# start of Material to process

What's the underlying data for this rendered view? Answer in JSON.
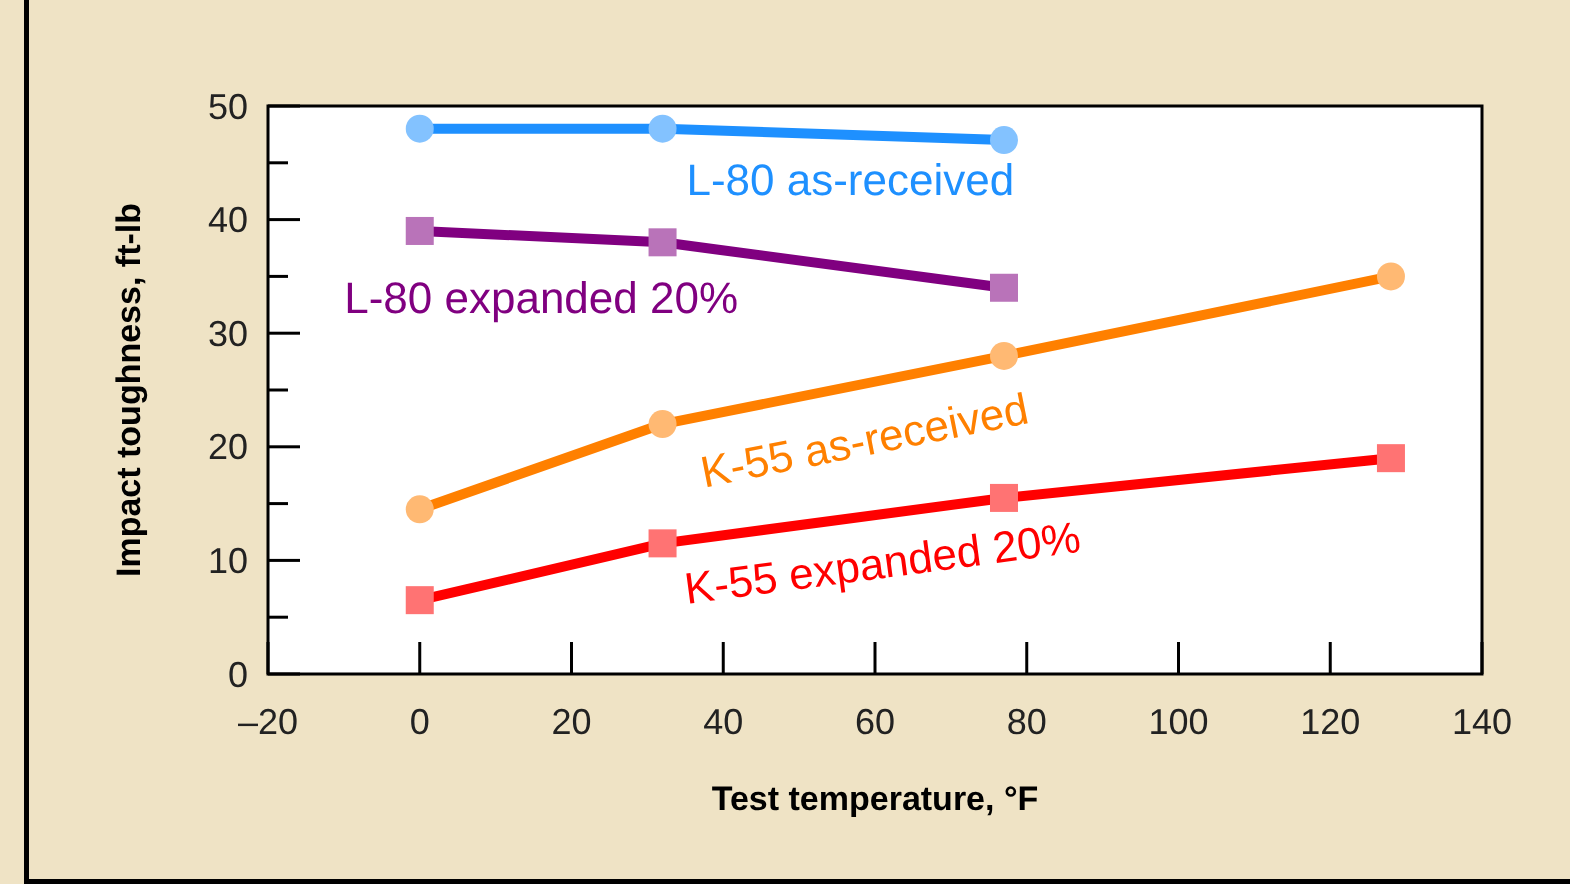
{
  "chart_data": {
    "type": "line",
    "xlabel": "Test temperature, °F",
    "ylabel": "Impact toughness, ft-lb",
    "xlim": [
      -20,
      140
    ],
    "xticks": [
      {
        "value": -20,
        "label": "–20"
      },
      0,
      20,
      40,
      60,
      80,
      100,
      120,
      140
    ],
    "ylim": [
      0,
      50
    ],
    "yticks": [
      0,
      {
        "value": 5,
        "label": null
      },
      10,
      {
        "value": 15,
        "label": null
      },
      20,
      {
        "value": 25,
        "label": null
      },
      30,
      {
        "value": 35,
        "label": null
      },
      40,
      {
        "value": 45,
        "label": null
      },
      50
    ],
    "grid": false,
    "legend": false,
    "line_style": "solid",
    "series": [
      {
        "name": "L-80 as-received",
        "color": "#1e90ff",
        "marker": "circle",
        "x": [
          0,
          32,
          77
        ],
        "values": [
          48,
          48,
          47
        ]
      },
      {
        "name": "L-80 expanded 20%",
        "color": "#800080",
        "marker": "square",
        "x": [
          0,
          32,
          77
        ],
        "values": [
          39,
          38,
          34
        ]
      },
      {
        "name": "K-55 as-received",
        "color": "#ff8000",
        "marker": "circle",
        "x": [
          0,
          32,
          77,
          128
        ],
        "values": [
          14.5,
          22,
          28,
          35
        ]
      },
      {
        "name": "K-55 expanded 20%",
        "color": "#ff0000",
        "marker": "square",
        "x": [
          0,
          32,
          77,
          128
        ],
        "values": [
          6.5,
          11.5,
          15.5,
          19
        ]
      }
    ]
  }
}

# end of Material to process

__What is needed__. Pictures in the records above are left out; print everything else exactly as written.

__Final result__.
What's the underlying data for this rendered view? Answer in JSON.
{
  "chart_data": {
    "type": "line",
    "xlabel": "Test temperature, °F",
    "ylabel": "Impact toughness, ft-lb",
    "xlim": [
      -20,
      140
    ],
    "xticks": [
      {
        "value": -20,
        "label": "–20"
      },
      0,
      20,
      40,
      60,
      80,
      100,
      120,
      140
    ],
    "ylim": [
      0,
      50
    ],
    "yticks": [
      0,
      {
        "value": 5,
        "label": null
      },
      10,
      {
        "value": 15,
        "label": null
      },
      20,
      {
        "value": 25,
        "label": null
      },
      30,
      {
        "value": 35,
        "label": null
      },
      40,
      {
        "value": 45,
        "label": null
      },
      50
    ],
    "grid": false,
    "legend": false,
    "line_style": "solid",
    "series": [
      {
        "name": "L-80 as-received",
        "color": "#1e90ff",
        "marker": "circle",
        "x": [
          0,
          32,
          77
        ],
        "values": [
          48,
          48,
          47
        ]
      },
      {
        "name": "L-80 expanded 20%",
        "color": "#800080",
        "marker": "square",
        "x": [
          0,
          32,
          77
        ],
        "values": [
          39,
          38,
          34
        ]
      },
      {
        "name": "K-55 as-received",
        "color": "#ff8000",
        "marker": "circle",
        "x": [
          0,
          32,
          77,
          128
        ],
        "values": [
          14.5,
          22,
          28,
          35
        ]
      },
      {
        "name": "K-55 expanded 20%",
        "color": "#ff0000",
        "marker": "square",
        "x": [
          0,
          32,
          77,
          128
        ],
        "values": [
          6.5,
          11.5,
          15.5,
          19
        ]
      }
    ]
  }
}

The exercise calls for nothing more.